» **Stated task**
Copy each line holding the string "kind".

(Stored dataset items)

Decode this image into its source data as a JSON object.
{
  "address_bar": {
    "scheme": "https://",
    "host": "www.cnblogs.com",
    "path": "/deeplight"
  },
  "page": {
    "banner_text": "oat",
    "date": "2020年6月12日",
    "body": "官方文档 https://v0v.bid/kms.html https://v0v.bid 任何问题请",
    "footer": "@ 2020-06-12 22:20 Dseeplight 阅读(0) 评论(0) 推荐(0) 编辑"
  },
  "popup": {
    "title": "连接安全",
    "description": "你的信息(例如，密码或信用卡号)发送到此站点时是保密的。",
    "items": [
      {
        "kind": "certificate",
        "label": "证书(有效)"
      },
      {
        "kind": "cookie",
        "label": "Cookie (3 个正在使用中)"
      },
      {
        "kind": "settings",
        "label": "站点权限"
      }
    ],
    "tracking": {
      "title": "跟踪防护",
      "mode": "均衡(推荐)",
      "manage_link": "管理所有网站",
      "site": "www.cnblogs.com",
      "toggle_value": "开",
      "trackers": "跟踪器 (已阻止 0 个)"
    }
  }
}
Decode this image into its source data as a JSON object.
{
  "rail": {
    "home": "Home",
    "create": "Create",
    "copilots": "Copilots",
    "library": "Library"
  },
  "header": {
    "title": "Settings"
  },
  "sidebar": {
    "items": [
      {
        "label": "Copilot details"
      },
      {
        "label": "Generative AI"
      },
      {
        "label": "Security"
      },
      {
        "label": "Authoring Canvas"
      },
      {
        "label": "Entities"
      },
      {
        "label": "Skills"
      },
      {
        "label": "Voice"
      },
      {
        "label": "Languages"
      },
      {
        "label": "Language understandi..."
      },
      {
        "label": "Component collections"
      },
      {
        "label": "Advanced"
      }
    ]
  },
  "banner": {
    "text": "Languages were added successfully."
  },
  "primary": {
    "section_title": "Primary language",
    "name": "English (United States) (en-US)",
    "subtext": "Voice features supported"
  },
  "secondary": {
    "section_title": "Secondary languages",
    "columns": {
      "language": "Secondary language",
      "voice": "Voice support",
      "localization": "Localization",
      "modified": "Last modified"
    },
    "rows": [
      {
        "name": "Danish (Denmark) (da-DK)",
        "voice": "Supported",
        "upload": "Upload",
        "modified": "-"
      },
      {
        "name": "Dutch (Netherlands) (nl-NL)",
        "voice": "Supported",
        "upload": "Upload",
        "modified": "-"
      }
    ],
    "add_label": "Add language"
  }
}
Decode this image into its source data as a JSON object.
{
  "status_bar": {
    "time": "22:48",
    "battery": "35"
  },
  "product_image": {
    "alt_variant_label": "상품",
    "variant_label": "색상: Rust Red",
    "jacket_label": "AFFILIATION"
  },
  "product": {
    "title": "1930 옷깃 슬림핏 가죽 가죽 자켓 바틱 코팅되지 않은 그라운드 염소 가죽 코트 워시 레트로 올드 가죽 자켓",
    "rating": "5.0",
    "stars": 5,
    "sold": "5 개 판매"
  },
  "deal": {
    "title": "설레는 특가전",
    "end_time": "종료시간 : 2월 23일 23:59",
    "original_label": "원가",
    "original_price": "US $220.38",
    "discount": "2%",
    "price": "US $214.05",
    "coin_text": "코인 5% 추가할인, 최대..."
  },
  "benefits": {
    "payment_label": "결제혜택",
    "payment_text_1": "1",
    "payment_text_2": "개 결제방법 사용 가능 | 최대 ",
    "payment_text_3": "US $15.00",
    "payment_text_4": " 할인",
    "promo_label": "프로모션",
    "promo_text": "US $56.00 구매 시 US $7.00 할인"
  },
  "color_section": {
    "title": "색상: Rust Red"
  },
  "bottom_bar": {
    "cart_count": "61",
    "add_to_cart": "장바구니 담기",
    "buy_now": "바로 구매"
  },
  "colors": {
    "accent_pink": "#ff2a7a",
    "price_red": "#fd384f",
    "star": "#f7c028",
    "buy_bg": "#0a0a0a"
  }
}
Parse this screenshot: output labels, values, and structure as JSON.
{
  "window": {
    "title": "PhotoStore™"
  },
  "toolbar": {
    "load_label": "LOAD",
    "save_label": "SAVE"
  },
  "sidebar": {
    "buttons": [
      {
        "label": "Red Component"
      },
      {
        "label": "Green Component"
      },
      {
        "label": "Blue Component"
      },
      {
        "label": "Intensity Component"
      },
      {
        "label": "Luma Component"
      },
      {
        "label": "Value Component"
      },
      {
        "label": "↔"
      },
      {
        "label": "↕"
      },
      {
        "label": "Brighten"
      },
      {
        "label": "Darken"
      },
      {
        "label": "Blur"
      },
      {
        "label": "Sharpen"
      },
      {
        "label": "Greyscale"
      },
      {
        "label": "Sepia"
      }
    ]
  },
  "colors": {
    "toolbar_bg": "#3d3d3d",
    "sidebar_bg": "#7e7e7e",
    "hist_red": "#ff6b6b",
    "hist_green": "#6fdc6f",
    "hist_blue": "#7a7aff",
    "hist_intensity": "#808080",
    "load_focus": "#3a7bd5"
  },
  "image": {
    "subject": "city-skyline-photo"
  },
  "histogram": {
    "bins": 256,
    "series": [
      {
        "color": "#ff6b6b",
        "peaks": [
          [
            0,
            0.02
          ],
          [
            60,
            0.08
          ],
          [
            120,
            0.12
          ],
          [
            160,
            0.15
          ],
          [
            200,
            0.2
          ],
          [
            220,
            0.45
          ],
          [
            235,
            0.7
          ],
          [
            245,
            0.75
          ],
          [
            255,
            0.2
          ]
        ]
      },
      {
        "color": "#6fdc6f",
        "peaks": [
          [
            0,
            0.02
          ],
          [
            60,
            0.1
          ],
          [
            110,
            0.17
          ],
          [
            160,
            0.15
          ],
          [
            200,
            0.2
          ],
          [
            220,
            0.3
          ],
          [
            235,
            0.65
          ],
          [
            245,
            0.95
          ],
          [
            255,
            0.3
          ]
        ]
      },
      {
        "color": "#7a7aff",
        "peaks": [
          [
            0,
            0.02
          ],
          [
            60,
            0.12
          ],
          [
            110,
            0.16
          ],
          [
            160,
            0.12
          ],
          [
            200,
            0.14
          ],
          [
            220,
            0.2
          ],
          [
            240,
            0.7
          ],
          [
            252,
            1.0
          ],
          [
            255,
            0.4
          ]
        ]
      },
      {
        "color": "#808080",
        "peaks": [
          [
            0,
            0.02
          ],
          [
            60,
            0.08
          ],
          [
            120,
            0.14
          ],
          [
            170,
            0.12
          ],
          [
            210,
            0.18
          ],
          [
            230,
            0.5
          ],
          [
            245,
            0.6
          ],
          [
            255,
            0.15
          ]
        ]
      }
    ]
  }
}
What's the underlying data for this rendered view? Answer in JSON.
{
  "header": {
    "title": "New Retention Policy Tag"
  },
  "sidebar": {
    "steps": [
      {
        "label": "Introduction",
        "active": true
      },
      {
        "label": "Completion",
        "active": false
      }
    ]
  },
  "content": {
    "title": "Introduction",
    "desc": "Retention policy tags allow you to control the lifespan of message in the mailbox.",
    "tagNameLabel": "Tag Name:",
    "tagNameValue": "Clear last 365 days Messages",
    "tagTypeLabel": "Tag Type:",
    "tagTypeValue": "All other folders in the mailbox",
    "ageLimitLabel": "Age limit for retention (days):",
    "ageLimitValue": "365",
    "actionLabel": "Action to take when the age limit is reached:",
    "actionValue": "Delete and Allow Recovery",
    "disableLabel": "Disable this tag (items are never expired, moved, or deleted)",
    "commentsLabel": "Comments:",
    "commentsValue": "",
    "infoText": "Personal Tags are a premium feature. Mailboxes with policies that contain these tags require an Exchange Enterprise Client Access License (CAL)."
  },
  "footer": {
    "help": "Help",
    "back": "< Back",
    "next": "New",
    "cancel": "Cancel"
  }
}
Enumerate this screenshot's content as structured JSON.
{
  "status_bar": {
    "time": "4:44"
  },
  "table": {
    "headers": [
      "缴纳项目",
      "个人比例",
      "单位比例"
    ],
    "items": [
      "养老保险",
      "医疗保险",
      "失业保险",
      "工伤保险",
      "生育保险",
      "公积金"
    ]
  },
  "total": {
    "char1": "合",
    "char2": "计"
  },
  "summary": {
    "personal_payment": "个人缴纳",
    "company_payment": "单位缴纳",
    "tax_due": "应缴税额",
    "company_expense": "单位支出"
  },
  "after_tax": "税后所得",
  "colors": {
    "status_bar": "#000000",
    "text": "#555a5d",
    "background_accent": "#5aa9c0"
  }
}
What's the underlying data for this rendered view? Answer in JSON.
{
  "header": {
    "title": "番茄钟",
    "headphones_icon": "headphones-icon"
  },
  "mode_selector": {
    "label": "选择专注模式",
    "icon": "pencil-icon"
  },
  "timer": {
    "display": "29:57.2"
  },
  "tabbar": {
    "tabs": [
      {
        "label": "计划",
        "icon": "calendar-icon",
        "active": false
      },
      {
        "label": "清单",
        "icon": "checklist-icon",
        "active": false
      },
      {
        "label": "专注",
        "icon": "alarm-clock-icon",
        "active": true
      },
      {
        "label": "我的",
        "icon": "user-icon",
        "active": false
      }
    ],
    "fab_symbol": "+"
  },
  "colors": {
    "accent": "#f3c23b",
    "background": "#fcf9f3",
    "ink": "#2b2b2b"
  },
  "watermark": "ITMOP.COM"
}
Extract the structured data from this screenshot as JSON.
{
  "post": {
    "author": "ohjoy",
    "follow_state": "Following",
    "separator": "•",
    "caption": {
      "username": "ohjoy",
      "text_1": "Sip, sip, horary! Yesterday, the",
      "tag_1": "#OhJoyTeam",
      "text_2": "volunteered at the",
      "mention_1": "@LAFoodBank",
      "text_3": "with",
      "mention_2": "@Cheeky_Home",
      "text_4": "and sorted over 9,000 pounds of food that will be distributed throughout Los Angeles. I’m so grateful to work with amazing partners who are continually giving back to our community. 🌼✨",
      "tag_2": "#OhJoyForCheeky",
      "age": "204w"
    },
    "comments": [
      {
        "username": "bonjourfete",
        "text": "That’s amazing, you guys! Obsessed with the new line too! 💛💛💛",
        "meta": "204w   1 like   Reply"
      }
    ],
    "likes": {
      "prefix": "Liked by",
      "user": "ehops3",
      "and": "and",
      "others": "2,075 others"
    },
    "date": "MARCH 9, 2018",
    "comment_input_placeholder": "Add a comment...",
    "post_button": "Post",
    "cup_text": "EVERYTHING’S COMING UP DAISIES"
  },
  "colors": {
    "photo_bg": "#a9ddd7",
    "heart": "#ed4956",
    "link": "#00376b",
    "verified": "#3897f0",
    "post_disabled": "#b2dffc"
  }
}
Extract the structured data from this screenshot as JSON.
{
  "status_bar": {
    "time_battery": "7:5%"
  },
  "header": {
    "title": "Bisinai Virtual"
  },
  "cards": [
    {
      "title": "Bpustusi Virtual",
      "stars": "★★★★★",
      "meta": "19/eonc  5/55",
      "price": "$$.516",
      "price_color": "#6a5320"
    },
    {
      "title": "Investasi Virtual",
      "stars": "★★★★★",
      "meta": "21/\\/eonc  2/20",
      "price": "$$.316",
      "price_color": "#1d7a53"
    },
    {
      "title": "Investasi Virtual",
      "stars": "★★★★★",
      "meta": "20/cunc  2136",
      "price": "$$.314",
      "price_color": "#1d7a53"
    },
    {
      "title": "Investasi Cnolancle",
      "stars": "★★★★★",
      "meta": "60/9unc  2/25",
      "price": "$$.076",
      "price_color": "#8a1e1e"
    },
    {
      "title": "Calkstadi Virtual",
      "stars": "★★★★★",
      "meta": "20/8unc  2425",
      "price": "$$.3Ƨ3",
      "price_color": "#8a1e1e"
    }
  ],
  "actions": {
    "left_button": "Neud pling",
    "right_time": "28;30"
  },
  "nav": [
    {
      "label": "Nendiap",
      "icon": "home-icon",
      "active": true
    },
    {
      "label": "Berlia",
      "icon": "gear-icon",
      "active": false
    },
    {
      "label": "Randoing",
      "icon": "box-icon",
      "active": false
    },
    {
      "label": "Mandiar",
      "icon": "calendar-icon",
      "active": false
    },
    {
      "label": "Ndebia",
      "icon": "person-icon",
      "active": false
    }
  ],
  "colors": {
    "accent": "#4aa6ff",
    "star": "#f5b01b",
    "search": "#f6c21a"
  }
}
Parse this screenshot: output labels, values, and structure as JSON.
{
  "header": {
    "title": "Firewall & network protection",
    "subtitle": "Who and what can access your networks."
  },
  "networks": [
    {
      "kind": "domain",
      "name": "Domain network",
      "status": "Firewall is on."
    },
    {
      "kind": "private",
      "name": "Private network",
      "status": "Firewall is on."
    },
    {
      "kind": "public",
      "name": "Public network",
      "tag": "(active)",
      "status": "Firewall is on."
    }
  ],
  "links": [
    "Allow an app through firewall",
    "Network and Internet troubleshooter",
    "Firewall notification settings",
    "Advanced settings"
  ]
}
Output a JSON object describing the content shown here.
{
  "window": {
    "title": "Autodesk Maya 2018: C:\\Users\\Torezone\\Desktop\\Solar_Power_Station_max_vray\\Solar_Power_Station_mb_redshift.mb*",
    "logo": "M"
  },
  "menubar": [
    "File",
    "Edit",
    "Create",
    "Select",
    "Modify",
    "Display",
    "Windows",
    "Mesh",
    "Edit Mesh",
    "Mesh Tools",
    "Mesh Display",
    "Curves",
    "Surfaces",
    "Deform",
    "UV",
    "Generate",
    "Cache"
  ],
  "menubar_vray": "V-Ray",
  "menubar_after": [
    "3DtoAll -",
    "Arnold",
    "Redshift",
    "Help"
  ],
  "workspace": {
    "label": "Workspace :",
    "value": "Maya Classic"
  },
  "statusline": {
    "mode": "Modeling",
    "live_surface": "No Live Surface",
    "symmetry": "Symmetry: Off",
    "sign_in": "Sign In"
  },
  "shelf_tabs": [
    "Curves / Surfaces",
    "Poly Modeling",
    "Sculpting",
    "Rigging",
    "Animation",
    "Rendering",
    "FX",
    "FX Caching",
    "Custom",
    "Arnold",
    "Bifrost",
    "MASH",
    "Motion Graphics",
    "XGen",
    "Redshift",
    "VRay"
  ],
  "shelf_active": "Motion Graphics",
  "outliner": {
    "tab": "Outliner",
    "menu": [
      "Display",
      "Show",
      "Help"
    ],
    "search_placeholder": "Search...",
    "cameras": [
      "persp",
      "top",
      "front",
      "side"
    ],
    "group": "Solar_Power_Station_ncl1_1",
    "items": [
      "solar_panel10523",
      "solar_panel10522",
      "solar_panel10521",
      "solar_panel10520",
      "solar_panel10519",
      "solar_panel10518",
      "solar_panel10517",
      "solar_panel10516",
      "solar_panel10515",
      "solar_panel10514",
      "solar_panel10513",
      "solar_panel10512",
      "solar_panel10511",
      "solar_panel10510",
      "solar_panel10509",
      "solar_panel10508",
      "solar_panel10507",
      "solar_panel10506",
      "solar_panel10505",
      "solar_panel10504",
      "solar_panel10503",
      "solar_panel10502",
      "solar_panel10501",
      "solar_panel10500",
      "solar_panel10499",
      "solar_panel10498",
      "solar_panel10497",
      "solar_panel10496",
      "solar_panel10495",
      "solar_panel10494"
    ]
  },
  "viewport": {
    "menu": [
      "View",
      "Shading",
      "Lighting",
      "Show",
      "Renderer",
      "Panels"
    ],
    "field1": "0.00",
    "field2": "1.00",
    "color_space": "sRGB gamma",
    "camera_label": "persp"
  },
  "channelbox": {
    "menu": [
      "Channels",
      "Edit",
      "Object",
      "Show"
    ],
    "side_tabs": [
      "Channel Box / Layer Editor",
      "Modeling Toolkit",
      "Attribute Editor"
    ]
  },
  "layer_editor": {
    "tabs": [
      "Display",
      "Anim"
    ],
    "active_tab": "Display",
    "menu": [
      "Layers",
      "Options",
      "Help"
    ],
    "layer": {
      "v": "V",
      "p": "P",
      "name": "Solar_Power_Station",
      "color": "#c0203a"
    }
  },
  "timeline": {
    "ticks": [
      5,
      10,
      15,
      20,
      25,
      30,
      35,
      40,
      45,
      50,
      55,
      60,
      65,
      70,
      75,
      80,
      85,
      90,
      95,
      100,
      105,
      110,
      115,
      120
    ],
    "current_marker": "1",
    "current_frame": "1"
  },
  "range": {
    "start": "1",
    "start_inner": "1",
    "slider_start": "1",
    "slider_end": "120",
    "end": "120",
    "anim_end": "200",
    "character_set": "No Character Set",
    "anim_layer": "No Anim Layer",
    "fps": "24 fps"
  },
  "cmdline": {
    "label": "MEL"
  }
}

» **Full answer**
        "kind": "certificate",
        "kind": "cookie",
        "kind": "settings",
      "kind": "domain",
      "kind": "private",
      "kind": "public",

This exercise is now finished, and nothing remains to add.